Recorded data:
──────────

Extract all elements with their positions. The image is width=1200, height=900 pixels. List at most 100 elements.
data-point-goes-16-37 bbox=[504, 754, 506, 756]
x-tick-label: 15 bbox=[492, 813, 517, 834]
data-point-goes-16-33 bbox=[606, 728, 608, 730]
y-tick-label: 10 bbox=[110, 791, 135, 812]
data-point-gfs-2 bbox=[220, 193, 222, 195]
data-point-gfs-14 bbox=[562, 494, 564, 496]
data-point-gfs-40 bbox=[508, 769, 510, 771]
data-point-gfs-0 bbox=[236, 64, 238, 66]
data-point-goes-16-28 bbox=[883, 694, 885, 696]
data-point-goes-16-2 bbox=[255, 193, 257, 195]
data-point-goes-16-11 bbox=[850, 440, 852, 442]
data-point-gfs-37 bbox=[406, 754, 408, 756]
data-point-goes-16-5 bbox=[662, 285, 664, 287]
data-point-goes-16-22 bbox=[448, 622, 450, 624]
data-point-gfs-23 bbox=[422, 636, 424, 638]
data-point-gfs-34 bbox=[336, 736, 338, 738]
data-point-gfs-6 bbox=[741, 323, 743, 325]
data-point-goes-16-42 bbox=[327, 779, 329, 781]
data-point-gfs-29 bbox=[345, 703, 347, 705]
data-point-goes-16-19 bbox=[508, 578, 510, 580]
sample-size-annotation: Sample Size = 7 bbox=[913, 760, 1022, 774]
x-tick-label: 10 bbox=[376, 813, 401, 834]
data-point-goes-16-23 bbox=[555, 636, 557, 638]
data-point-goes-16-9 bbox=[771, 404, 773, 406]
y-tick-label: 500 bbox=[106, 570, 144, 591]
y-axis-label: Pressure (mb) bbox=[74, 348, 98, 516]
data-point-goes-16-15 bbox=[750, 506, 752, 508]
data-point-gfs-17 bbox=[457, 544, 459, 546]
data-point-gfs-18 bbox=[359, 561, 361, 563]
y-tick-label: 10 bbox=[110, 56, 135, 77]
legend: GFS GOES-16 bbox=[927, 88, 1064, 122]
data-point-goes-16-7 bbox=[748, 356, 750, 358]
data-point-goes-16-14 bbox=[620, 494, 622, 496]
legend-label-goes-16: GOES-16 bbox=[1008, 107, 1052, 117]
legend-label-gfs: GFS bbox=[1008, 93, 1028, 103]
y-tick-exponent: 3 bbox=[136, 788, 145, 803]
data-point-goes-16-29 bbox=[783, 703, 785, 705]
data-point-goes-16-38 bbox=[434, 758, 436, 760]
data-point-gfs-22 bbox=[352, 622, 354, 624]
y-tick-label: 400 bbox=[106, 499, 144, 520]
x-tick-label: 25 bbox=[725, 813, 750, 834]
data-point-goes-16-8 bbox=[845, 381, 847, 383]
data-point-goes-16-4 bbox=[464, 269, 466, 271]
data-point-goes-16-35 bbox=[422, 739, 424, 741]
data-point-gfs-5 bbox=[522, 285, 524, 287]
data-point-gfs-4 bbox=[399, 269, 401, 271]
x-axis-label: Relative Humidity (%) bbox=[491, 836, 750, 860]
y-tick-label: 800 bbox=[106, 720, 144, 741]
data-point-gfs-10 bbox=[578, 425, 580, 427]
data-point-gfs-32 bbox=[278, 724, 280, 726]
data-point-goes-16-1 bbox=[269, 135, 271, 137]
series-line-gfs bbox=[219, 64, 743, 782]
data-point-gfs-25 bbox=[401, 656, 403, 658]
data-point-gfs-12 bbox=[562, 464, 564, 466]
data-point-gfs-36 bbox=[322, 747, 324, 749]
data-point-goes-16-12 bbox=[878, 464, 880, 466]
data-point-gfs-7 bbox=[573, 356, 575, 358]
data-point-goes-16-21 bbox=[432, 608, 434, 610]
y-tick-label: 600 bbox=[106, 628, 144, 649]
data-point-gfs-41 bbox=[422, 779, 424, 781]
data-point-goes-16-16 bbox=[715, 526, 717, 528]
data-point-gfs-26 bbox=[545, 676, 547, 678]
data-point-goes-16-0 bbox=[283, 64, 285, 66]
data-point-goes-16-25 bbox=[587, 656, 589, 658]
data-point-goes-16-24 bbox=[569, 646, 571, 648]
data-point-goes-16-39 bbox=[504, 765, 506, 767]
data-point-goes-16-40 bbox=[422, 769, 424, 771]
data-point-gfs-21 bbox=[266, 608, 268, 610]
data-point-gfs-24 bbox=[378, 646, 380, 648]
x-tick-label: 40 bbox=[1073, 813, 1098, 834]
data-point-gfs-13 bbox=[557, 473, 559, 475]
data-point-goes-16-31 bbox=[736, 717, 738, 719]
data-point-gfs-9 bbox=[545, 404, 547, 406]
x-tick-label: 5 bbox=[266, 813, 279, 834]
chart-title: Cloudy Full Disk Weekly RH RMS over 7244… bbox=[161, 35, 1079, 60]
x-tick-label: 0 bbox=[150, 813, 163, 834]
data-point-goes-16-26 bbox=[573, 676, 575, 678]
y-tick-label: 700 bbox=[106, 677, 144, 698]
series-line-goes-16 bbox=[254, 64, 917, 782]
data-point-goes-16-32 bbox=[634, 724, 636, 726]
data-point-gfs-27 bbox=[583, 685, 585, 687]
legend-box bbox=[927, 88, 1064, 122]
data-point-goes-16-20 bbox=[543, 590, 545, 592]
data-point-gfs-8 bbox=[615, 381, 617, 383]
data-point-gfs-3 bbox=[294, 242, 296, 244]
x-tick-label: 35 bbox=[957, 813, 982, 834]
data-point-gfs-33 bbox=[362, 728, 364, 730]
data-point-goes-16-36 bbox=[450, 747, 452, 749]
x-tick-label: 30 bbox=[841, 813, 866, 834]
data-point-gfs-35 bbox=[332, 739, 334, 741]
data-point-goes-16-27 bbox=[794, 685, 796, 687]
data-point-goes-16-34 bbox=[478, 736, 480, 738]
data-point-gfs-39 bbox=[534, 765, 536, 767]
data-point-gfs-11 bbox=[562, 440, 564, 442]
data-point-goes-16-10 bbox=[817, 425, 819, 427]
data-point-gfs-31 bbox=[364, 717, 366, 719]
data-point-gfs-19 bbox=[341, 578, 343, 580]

──────────

### TASK TO CARRY OUT
Copy out all the lines, switching "Pressure (mb)" to "Pressure (hPa)" wherever it occurs and changing nothing else.

### FULL OUTPUT
Extract all elements with their positions. The image is width=1200, height=900 pixels. List at most 100 elements.
data-point-goes-16-37 bbox=[504, 754, 506, 756]
x-tick-label: 15 bbox=[492, 813, 517, 834]
data-point-goes-16-33 bbox=[606, 728, 608, 730]
y-tick-label: 10 bbox=[110, 791, 135, 812]
data-point-gfs-2 bbox=[220, 193, 222, 195]
data-point-gfs-14 bbox=[562, 494, 564, 496]
data-point-gfs-40 bbox=[508, 769, 510, 771]
data-point-gfs-0 bbox=[236, 64, 238, 66]
data-point-goes-16-28 bbox=[883, 694, 885, 696]
data-point-goes-16-2 bbox=[255, 193, 257, 195]
data-point-goes-16-11 bbox=[850, 440, 852, 442]
data-point-gfs-37 bbox=[406, 754, 408, 756]
data-point-goes-16-5 bbox=[662, 285, 664, 287]
data-point-goes-16-22 bbox=[448, 622, 450, 624]
data-point-gfs-23 bbox=[422, 636, 424, 638]
data-point-gfs-34 bbox=[336, 736, 338, 738]
data-point-gfs-6 bbox=[741, 323, 743, 325]
data-point-goes-16-42 bbox=[327, 779, 329, 781]
data-point-gfs-29 bbox=[345, 703, 347, 705]
data-point-goes-16-19 bbox=[508, 578, 510, 580]
sample-size-annotation: Sample Size = 7 bbox=[913, 760, 1022, 774]
x-tick-label: 10 bbox=[376, 813, 401, 834]
data-point-goes-16-23 bbox=[555, 636, 557, 638]
data-point-goes-16-9 bbox=[771, 404, 773, 406]
y-tick-label: 500 bbox=[106, 570, 144, 591]
y-axis-label: Pressure (hPa) bbox=[74, 348, 98, 516]
data-point-goes-16-15 bbox=[750, 506, 752, 508]
data-point-gfs-17 bbox=[457, 544, 459, 546]
data-point-gfs-18 bbox=[359, 561, 361, 563]
y-tick-label: 10 bbox=[110, 56, 135, 77]
legend: GFS GOES-16 bbox=[927, 88, 1064, 122]
data-point-goes-16-7 bbox=[748, 356, 750, 358]
data-point-goes-16-14 bbox=[620, 494, 622, 496]
legend-label-goes-16: GOES-16 bbox=[1008, 107, 1052, 117]
legend-label-gfs: GFS bbox=[1008, 93, 1028, 103]
y-tick-exponent: 3 bbox=[136, 788, 145, 803]
data-point-goes-16-29 bbox=[783, 703, 785, 705]
data-point-goes-16-38 bbox=[434, 758, 436, 760]
data-point-gfs-22 bbox=[352, 622, 354, 624]
y-tick-label: 400 bbox=[106, 499, 144, 520]
x-tick-label: 25 bbox=[725, 813, 750, 834]
data-point-goes-16-8 bbox=[845, 381, 847, 383]
data-point-goes-16-4 bbox=[464, 269, 466, 271]
data-point-goes-16-35 bbox=[422, 739, 424, 741]
data-point-gfs-5 bbox=[522, 285, 524, 287]
data-point-gfs-4 bbox=[399, 269, 401, 271]
x-axis-label: Relative Humidity (%) bbox=[491, 836, 750, 860]
y-tick-label: 800 bbox=[106, 720, 144, 741]
data-point-gfs-10 bbox=[578, 425, 580, 427]
data-point-gfs-32 bbox=[278, 724, 280, 726]
data-point-goes-16-1 bbox=[269, 135, 271, 137]
series-line-gfs bbox=[219, 64, 743, 782]
data-point-gfs-25 bbox=[401, 656, 403, 658]
data-point-gfs-12 bbox=[562, 464, 564, 466]
data-point-gfs-36 bbox=[322, 747, 324, 749]
data-point-goes-16-12 bbox=[878, 464, 880, 466]
data-point-gfs-7 bbox=[573, 356, 575, 358]
data-point-goes-16-21 bbox=[432, 608, 434, 610]
y-tick-label: 600 bbox=[106, 628, 144, 649]
data-point-gfs-41 bbox=[422, 779, 424, 781]
data-point-goes-16-16 bbox=[715, 526, 717, 528]
data-point-gfs-26 bbox=[545, 676, 547, 678]
data-point-goes-16-0 bbox=[283, 64, 285, 66]
data-point-goes-16-25 bbox=[587, 656, 589, 658]
data-point-goes-16-24 bbox=[569, 646, 571, 648]
data-point-goes-16-39 bbox=[504, 765, 506, 767]
data-point-goes-16-40 bbox=[422, 769, 424, 771]
data-point-gfs-21 bbox=[266, 608, 268, 610]
data-point-gfs-24 bbox=[378, 646, 380, 648]
x-tick-label: 40 bbox=[1073, 813, 1098, 834]
data-point-gfs-13 bbox=[557, 473, 559, 475]
data-point-goes-16-31 bbox=[736, 717, 738, 719]
data-point-gfs-9 bbox=[545, 404, 547, 406]
x-tick-label: 5 bbox=[266, 813, 279, 834]
chart-title: Cloudy Full Disk Weekly RH RMS over 7244… bbox=[161, 35, 1079, 60]
x-tick-label: 0 bbox=[150, 813, 163, 834]
data-point-goes-16-26 bbox=[573, 676, 575, 678]
y-tick-label: 700 bbox=[106, 677, 144, 698]
series-line-goes-16 bbox=[254, 64, 917, 782]
data-point-goes-16-32 bbox=[634, 724, 636, 726]
data-point-gfs-27 bbox=[583, 685, 585, 687]
legend-box bbox=[927, 88, 1064, 122]
data-point-goes-16-20 bbox=[543, 590, 545, 592]
data-point-gfs-8 bbox=[615, 381, 617, 383]
data-point-gfs-3 bbox=[294, 242, 296, 244]
x-tick-label: 35 bbox=[957, 813, 982, 834]
data-point-gfs-33 bbox=[362, 728, 364, 730]
data-point-goes-16-36 bbox=[450, 747, 452, 749]
x-tick-label: 30 bbox=[841, 813, 866, 834]
data-point-gfs-35 bbox=[332, 739, 334, 741]
data-point-goes-16-27 bbox=[794, 685, 796, 687]
data-point-goes-16-34 bbox=[478, 736, 480, 738]
data-point-gfs-39 bbox=[534, 765, 536, 767]
data-point-gfs-11 bbox=[562, 440, 564, 442]
data-point-goes-16-10 bbox=[817, 425, 819, 427]
data-point-gfs-31 bbox=[364, 717, 366, 719]
data-point-gfs-19 bbox=[341, 578, 343, 580]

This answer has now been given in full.